>> Start GIVEN RECORDS

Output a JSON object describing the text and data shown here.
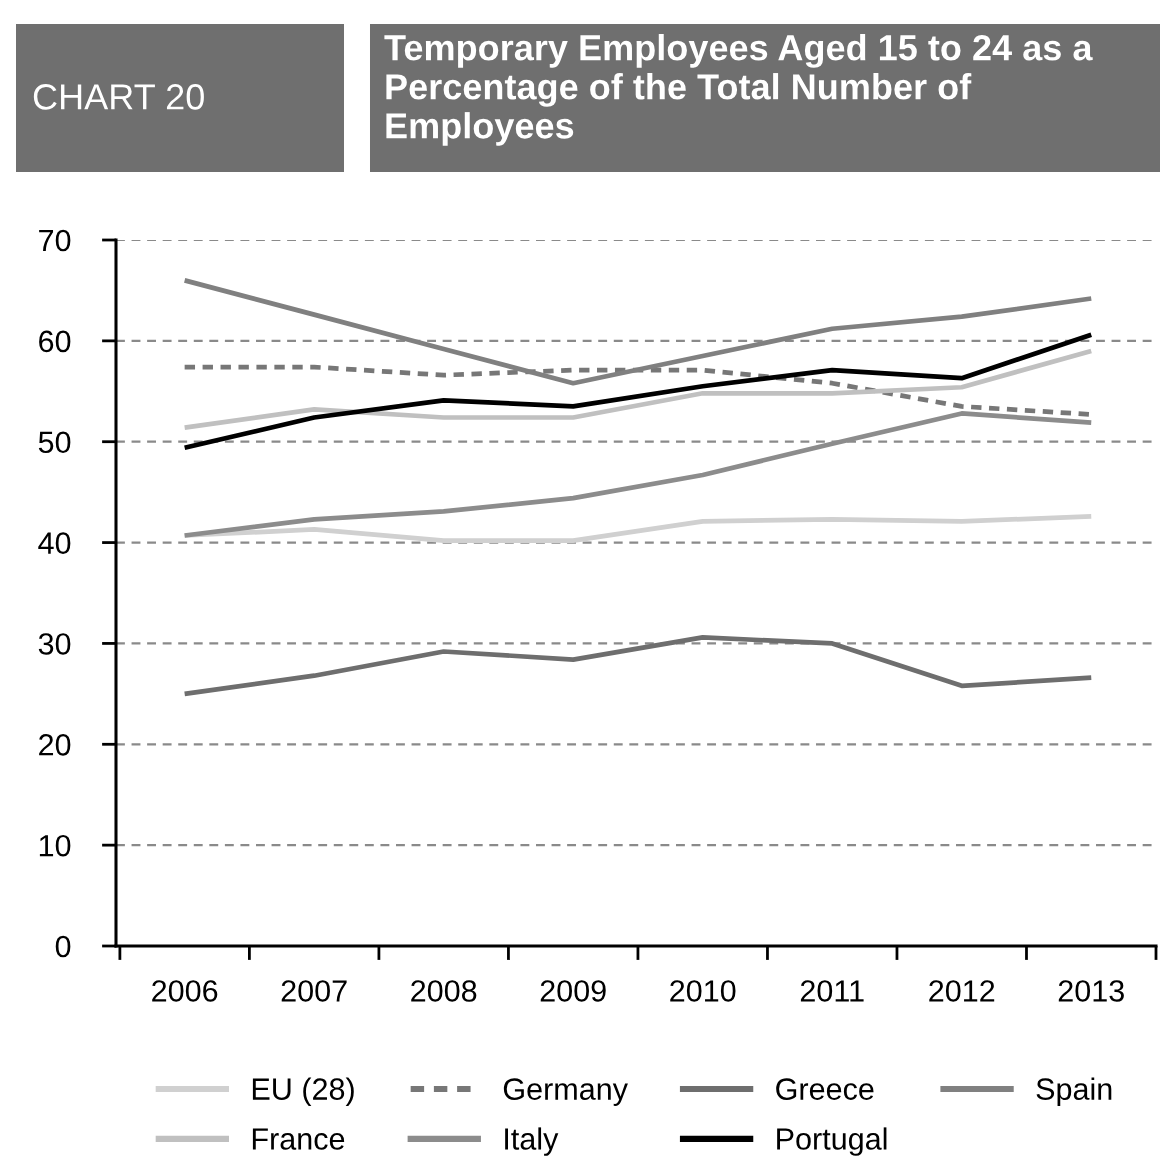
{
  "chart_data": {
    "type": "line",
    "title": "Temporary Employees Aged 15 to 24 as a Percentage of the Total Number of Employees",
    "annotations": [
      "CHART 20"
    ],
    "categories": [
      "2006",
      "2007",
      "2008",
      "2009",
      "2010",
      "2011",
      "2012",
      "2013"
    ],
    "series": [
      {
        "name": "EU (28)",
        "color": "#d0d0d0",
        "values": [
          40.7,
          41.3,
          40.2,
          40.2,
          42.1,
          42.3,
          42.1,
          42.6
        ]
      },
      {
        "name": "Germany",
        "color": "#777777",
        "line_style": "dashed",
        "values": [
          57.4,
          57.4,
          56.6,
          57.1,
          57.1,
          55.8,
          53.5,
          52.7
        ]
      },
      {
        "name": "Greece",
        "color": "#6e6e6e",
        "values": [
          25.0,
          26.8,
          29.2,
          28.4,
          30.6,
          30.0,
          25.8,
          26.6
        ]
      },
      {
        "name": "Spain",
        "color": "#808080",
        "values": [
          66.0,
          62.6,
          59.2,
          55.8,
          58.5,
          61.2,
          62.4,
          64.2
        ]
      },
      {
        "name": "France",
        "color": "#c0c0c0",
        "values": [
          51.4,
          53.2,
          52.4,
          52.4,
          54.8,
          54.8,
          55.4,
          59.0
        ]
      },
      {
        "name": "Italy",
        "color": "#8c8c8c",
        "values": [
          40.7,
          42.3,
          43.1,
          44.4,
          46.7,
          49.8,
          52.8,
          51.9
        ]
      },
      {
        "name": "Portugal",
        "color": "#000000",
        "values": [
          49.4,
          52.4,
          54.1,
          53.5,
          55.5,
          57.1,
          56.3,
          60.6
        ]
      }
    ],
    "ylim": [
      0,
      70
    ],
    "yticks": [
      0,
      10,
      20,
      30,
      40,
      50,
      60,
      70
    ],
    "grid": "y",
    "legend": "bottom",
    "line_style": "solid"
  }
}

>> End GIVEN RECORDS
>> Start GIVEN RECORDS

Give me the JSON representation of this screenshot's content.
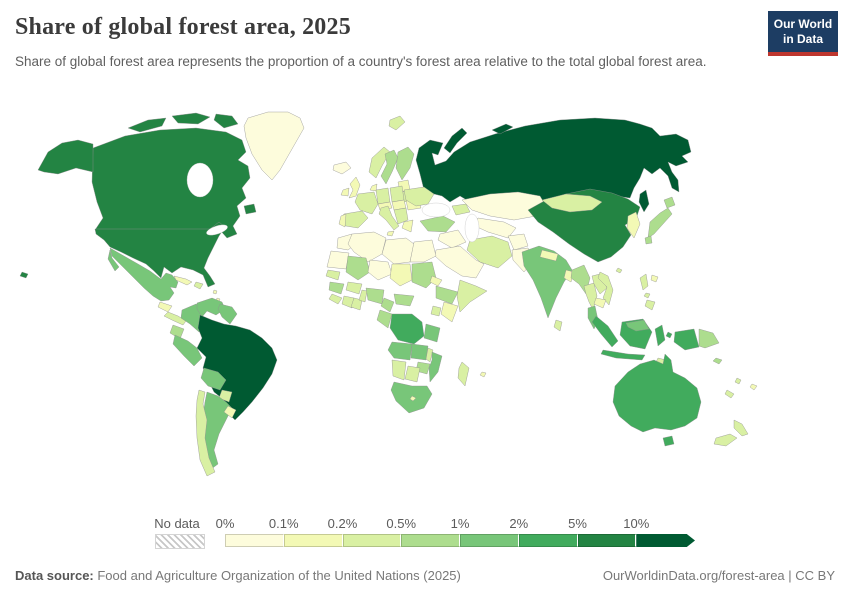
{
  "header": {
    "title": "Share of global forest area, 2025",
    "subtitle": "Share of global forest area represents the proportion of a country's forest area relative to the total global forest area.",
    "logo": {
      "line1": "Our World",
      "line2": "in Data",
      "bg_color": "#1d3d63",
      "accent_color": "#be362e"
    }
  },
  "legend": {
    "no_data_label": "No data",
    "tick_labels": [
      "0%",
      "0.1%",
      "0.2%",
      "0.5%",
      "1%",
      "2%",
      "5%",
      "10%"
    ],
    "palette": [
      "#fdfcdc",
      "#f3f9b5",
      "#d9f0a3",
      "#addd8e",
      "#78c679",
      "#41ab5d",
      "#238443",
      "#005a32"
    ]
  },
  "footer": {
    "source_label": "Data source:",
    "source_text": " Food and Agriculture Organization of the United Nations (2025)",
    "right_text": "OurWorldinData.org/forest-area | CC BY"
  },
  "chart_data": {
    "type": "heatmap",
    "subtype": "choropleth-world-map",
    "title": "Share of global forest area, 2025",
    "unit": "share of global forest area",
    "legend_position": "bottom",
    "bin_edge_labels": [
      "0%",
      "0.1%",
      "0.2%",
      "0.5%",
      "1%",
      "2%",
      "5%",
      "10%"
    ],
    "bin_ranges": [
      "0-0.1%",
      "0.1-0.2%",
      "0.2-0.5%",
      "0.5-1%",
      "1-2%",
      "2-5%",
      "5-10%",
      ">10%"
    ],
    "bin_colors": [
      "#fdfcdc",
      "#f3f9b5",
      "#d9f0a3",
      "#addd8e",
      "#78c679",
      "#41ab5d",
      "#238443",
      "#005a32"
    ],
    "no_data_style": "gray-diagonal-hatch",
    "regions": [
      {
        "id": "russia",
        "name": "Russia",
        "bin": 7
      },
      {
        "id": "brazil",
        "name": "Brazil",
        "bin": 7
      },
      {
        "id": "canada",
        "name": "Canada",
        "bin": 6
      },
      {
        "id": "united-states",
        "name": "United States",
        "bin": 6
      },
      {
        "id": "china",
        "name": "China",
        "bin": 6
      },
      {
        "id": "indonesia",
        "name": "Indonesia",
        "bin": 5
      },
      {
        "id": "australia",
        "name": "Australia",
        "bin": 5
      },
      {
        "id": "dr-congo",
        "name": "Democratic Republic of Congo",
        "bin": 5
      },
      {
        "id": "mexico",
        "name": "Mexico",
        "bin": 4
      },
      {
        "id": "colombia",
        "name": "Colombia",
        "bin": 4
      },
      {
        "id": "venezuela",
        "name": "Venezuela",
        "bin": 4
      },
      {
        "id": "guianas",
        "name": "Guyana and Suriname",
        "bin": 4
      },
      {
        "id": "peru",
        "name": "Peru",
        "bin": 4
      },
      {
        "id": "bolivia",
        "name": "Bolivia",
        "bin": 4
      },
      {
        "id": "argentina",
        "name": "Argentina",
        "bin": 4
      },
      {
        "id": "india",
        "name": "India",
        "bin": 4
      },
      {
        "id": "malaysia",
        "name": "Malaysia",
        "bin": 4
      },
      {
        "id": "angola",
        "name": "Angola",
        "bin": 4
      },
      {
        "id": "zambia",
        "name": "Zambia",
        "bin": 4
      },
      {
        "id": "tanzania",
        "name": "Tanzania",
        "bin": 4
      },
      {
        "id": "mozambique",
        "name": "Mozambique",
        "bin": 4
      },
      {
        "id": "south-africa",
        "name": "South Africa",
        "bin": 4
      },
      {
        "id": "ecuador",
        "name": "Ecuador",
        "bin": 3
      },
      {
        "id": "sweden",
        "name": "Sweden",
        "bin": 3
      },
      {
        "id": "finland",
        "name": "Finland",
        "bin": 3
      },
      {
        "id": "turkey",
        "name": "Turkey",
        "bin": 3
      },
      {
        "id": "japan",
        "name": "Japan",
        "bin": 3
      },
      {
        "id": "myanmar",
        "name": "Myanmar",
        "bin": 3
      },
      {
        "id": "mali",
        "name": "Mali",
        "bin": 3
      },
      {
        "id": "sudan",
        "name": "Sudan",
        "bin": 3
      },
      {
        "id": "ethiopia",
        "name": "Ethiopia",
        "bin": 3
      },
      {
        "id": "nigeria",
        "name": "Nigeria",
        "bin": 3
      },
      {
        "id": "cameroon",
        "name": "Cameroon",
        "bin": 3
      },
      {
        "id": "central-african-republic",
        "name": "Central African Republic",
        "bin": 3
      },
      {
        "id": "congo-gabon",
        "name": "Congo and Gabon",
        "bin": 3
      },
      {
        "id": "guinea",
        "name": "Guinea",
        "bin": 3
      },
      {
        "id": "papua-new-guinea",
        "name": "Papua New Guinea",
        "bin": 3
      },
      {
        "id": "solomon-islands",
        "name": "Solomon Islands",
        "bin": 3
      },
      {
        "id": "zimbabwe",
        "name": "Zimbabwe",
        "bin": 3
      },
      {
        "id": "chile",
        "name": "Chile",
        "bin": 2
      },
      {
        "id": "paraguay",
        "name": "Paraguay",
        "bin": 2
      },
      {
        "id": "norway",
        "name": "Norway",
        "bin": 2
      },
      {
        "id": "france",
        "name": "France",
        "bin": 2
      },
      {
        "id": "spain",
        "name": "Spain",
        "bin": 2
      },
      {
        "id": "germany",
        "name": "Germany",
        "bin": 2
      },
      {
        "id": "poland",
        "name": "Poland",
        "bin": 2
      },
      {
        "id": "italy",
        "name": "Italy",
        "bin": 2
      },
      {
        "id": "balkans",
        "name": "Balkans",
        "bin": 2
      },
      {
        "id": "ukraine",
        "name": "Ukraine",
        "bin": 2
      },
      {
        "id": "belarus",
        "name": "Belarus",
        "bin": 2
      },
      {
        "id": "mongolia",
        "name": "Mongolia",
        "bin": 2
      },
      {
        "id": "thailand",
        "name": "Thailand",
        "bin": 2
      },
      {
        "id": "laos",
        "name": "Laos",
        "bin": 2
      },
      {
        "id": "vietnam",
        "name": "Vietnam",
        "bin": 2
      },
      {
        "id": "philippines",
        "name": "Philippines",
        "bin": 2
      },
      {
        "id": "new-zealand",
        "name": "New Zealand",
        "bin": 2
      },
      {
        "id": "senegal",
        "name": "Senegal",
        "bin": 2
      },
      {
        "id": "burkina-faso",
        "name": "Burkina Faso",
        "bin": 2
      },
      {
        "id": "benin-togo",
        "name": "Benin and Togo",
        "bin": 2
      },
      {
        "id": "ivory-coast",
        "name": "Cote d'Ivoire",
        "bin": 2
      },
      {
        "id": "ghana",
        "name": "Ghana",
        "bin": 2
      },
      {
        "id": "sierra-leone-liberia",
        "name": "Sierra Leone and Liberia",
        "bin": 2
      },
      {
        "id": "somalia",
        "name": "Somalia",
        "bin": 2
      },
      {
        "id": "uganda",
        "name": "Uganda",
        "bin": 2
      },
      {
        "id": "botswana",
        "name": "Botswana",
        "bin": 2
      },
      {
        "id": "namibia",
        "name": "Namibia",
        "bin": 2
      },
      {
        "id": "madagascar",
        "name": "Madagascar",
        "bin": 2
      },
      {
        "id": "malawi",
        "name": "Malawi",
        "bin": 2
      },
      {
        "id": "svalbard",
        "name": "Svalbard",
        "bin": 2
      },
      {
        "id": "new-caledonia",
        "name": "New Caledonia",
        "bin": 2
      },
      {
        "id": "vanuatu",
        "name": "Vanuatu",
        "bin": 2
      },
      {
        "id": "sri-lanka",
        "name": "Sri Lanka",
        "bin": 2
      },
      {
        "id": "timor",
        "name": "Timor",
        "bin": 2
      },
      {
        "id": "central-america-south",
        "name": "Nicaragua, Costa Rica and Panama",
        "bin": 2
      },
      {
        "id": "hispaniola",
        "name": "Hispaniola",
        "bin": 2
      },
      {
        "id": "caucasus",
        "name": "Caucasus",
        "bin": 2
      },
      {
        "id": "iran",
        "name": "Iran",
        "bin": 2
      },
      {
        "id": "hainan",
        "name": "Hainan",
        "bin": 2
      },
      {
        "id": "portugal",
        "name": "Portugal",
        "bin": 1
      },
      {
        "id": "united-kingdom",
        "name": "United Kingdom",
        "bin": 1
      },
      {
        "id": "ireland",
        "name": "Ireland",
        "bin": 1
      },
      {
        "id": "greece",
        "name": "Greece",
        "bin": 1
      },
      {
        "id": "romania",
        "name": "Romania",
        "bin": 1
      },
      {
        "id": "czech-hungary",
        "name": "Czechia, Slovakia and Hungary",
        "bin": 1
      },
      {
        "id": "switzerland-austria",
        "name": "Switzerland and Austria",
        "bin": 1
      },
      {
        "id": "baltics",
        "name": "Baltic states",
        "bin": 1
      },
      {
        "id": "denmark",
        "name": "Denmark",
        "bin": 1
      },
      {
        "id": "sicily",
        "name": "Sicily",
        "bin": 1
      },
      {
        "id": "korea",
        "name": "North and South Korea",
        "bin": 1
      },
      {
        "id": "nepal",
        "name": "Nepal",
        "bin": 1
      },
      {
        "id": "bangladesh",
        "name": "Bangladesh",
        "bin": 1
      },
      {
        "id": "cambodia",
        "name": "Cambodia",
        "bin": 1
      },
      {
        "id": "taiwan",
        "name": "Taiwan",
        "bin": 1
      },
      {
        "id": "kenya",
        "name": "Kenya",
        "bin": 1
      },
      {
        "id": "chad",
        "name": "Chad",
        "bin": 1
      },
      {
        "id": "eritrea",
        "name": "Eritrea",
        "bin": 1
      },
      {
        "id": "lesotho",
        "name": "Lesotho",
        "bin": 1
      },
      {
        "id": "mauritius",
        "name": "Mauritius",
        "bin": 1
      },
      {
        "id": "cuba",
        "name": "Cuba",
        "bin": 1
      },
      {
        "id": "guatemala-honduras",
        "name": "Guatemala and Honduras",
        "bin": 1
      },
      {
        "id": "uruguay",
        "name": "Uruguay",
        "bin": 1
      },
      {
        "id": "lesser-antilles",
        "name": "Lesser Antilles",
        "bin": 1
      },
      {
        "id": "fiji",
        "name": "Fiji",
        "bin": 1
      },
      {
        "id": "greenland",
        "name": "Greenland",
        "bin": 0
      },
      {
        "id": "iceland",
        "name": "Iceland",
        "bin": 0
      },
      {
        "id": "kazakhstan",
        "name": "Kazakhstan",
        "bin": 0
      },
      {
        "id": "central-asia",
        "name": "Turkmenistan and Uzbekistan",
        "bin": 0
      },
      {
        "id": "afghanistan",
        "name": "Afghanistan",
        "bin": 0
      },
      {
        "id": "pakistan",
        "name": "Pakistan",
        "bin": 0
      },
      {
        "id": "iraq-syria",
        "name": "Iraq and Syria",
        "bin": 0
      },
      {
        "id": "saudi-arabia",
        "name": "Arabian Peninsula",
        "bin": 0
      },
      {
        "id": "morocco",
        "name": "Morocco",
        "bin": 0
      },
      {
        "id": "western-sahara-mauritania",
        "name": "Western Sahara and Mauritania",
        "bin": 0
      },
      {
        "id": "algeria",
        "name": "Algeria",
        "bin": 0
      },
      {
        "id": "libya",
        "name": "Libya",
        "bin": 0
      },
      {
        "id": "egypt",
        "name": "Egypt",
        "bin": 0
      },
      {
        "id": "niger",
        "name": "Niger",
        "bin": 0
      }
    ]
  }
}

>> End GIVEN RECORDS

INSTRUCTIONS TO FOLLOW: Pick out the lines that contain "global" and copy them.

FINISHED EXERCISE:
    "title": "Share of global forest area, 2025",
    "subtitle": "Share of global forest area represents the proportion of a country's forest area relative to the total global forest area.",
    "title": "Share of global forest area, 2025",
    "unit": "share of global forest area",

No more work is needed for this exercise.